[BEGIN RECORDS FOR THE EXERCISE]
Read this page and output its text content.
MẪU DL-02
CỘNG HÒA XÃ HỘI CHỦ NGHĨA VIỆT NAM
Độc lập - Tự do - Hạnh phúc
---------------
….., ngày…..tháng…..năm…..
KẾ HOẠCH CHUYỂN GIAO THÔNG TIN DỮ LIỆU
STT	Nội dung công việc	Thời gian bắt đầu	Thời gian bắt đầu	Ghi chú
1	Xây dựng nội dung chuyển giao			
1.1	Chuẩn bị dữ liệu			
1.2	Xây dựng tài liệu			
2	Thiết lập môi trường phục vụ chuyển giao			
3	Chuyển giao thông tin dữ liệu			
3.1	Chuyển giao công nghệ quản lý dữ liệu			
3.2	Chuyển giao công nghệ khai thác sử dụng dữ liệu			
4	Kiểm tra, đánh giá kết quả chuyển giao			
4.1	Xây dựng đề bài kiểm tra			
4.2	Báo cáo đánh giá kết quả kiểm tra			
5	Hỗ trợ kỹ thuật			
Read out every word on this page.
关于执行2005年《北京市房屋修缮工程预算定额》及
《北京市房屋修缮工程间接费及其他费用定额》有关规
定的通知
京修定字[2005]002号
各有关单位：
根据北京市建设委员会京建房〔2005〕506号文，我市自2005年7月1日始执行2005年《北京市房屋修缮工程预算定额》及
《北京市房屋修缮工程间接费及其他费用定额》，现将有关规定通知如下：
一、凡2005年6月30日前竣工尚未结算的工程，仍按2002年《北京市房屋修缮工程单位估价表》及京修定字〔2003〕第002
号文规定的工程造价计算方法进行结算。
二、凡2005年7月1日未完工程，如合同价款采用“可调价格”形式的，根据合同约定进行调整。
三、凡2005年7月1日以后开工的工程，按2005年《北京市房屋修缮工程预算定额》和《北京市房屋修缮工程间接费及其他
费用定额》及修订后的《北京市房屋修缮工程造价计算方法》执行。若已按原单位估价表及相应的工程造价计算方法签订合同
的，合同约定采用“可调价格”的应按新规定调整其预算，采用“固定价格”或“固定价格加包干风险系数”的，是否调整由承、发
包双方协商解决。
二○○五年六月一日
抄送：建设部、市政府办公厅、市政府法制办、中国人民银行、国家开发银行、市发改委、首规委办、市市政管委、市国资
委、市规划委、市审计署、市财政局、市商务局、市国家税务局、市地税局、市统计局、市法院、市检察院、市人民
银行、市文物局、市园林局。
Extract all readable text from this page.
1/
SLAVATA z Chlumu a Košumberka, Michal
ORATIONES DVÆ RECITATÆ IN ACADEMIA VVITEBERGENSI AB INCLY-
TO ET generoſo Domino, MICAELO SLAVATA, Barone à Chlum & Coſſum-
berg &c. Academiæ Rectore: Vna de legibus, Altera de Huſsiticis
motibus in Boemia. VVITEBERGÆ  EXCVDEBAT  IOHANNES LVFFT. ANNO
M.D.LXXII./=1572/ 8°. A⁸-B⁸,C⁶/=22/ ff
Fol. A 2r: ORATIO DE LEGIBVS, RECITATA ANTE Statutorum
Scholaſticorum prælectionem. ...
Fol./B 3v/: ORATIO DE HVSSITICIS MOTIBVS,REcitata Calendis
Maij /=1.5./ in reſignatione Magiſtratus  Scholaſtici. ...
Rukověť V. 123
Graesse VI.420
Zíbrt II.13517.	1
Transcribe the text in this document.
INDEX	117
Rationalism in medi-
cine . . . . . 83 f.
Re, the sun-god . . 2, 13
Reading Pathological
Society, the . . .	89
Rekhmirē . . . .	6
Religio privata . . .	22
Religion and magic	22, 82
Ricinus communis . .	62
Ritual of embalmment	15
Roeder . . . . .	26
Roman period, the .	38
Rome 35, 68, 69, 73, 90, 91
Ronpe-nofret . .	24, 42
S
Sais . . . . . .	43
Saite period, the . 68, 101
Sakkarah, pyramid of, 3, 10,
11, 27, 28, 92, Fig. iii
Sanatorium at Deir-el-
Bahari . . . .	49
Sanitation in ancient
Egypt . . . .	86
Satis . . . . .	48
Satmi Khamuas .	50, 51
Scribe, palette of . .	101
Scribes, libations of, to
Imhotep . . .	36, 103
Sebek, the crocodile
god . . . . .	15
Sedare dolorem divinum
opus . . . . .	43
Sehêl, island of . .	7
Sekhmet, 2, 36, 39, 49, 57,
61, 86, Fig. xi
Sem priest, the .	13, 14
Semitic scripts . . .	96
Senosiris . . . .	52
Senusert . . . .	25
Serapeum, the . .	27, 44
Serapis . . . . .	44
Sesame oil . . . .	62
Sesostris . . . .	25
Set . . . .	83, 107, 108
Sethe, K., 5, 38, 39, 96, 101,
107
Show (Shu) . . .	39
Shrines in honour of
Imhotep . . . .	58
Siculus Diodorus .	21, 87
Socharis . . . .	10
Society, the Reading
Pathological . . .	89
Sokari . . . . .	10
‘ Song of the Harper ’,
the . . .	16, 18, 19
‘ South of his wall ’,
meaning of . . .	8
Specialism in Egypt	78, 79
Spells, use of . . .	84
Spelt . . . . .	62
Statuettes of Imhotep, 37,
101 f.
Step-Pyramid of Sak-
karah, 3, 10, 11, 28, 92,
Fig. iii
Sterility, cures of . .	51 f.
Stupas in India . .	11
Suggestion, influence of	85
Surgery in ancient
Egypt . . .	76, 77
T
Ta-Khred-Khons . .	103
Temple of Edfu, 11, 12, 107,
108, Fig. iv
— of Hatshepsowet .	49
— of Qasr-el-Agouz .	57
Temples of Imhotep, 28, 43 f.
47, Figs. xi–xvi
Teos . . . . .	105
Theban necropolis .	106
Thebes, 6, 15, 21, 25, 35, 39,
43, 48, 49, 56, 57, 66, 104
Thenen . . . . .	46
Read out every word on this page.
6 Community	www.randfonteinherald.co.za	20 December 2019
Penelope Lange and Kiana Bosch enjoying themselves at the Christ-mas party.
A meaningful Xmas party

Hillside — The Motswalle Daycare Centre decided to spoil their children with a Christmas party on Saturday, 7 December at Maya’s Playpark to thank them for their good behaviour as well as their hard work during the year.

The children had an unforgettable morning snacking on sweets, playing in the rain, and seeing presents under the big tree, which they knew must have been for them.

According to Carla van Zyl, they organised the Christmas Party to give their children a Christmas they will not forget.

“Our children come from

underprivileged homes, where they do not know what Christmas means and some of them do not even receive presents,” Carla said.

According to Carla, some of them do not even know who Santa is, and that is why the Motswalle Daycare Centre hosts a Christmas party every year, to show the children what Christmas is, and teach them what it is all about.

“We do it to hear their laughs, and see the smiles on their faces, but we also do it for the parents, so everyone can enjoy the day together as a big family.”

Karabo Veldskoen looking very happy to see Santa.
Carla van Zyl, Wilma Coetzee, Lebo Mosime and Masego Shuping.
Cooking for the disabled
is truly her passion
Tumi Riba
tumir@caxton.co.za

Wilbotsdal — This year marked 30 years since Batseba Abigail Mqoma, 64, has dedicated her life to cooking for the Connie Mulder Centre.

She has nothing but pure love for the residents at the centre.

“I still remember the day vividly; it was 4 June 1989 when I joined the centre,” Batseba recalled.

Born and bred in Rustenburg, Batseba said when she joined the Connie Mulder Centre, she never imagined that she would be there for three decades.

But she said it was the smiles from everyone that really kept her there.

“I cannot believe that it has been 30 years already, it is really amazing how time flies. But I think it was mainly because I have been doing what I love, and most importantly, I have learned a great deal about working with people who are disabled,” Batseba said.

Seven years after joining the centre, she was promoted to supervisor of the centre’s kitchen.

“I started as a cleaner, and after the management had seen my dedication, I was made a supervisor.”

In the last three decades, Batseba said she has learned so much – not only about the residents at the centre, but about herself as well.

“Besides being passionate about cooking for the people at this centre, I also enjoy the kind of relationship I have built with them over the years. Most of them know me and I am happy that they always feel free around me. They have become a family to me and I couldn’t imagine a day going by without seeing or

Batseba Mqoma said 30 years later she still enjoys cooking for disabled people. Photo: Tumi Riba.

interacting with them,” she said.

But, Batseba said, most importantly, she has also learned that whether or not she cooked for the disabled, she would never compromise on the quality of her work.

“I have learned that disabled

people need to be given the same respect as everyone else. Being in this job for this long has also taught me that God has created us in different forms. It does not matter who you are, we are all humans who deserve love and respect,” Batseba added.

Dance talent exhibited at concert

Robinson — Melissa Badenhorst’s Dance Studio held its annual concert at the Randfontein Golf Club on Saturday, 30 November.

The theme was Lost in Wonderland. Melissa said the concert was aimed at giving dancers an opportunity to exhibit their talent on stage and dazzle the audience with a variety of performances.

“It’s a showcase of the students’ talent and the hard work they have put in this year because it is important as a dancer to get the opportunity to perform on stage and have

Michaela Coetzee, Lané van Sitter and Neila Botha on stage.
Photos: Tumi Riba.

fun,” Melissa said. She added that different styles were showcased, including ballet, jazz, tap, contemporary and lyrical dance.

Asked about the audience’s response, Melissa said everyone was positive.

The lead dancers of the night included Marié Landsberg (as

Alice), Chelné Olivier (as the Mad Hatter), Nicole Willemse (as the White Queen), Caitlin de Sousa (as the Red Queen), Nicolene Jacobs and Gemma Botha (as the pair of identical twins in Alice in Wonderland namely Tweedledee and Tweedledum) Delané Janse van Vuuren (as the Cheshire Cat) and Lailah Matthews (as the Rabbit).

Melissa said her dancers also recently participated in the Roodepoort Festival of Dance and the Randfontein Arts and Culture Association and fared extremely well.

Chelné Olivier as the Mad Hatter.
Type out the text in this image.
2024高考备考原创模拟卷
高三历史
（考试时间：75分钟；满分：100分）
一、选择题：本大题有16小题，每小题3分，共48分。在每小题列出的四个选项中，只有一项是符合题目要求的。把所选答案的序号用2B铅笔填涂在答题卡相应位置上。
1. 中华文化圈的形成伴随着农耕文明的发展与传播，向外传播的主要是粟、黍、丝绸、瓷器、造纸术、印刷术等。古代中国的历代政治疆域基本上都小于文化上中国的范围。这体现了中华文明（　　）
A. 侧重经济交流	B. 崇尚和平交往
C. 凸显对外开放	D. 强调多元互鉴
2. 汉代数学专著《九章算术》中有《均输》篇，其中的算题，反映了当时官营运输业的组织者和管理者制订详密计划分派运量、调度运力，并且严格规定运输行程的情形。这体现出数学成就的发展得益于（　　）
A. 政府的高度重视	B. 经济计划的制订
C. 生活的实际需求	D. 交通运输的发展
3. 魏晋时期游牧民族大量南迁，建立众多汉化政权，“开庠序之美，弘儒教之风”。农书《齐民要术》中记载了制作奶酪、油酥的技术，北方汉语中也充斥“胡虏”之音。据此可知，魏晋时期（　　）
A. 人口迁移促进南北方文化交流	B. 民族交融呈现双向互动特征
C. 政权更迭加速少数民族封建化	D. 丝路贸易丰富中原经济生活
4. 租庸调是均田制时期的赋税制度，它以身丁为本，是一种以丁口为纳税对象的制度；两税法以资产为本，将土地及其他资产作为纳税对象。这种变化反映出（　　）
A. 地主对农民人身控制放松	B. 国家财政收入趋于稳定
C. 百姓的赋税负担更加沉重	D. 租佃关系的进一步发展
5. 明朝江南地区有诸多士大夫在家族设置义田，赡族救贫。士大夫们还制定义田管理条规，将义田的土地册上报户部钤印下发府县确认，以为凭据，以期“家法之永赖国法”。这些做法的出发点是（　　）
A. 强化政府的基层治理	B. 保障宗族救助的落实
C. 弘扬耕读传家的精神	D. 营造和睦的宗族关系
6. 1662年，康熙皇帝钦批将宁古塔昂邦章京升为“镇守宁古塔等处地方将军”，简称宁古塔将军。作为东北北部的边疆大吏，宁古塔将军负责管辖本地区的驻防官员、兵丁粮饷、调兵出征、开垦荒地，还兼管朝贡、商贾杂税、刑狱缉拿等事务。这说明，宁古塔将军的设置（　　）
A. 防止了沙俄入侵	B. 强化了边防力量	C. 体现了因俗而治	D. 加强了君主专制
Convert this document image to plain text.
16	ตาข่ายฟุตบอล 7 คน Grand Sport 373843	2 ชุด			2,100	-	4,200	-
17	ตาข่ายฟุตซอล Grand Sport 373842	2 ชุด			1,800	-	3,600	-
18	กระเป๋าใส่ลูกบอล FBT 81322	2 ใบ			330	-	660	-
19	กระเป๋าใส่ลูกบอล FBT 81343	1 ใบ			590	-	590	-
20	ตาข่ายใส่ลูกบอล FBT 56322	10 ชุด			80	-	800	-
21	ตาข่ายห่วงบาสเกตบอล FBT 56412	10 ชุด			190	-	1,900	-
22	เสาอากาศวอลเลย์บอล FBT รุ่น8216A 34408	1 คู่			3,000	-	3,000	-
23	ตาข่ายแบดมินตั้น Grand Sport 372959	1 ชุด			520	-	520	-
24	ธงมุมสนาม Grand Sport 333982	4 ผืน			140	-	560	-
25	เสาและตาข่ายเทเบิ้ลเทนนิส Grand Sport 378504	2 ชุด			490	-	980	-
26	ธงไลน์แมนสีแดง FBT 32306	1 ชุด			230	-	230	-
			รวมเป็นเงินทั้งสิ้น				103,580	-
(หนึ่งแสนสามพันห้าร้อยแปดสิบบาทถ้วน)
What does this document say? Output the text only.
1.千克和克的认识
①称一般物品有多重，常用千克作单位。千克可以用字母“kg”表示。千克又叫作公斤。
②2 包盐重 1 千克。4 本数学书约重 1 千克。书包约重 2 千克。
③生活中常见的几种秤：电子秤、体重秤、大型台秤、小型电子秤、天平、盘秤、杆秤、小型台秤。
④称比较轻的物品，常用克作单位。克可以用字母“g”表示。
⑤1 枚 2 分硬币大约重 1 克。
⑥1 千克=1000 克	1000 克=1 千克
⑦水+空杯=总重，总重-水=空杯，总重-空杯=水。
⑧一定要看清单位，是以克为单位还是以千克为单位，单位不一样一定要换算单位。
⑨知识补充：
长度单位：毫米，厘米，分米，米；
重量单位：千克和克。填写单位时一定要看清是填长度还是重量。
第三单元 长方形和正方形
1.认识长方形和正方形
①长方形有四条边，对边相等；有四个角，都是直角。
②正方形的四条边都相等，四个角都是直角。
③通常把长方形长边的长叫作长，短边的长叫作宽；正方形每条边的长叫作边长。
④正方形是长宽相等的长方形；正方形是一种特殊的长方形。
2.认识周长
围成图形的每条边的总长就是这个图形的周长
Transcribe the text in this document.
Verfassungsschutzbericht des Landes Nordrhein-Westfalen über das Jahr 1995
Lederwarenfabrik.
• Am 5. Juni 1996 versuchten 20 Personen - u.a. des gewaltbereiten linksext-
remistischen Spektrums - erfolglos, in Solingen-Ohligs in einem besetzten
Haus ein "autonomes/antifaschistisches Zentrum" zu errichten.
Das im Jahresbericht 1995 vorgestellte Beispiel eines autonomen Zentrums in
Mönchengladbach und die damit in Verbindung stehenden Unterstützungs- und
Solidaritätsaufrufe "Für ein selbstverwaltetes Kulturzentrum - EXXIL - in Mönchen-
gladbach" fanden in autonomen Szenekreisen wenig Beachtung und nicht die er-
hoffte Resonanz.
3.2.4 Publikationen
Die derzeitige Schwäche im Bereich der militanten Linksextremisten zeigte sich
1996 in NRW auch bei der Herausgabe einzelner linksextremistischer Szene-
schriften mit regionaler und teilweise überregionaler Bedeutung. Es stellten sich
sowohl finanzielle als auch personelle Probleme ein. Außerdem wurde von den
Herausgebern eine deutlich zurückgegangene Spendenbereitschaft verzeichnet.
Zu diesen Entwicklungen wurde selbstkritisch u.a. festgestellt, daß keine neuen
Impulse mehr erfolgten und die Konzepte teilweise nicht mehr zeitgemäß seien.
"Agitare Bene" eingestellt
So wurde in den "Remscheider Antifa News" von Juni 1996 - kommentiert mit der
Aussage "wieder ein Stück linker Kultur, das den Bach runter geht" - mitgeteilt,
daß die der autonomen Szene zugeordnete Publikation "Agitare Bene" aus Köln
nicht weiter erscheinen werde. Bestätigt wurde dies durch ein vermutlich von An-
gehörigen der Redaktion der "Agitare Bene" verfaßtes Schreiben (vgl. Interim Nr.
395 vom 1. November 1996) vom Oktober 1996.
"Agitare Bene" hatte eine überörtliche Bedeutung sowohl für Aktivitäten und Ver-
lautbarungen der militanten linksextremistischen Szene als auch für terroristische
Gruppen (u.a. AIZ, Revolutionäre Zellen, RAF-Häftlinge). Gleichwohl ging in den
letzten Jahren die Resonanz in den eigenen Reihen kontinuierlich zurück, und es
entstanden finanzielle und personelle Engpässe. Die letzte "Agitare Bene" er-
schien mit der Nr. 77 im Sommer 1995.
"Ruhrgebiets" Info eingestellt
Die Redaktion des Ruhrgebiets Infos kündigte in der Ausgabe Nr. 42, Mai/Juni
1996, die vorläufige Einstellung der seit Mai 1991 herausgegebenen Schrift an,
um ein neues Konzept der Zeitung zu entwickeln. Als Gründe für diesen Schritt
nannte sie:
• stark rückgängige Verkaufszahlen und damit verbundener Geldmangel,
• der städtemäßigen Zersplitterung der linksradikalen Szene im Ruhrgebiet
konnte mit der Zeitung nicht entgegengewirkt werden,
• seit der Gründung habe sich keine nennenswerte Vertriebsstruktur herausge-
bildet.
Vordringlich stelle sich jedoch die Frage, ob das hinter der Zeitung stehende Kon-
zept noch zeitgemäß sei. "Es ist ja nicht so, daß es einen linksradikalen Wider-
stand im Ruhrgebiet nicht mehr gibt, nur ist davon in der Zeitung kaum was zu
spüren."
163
[END RECORDS FOR THE EXERCISE]
(PROBLEM REQUIREMENTS)
Show every line in the entries where the string "have" occurs.

(THE OUTPUT)
The children had an unforgettable morning snacking on sweets, playing in the rain, and seeing presents under the big tree, which they knew must have been for them.
“I cannot believe that it has been 30 years already, it is really amazing how time flies. But I think it was mainly because I have been doing what I love, and most importantly, I have learned a great deal about working with people who are disabled,” Batseba said.
“Besides being passionate about cooking for the people at this centre, I also enjoy the kind of relationship I have built with them over the years. Most of them know me and I am happy that they always feel free around me. They have become a family to me and I couldn’t imagine a day going by without seeing or
“I have learned that disabled
“It’s a showcase of the students’ talent and the hard work they have put in this year because it is important as a dancer to get the opportunity to perform on stage and have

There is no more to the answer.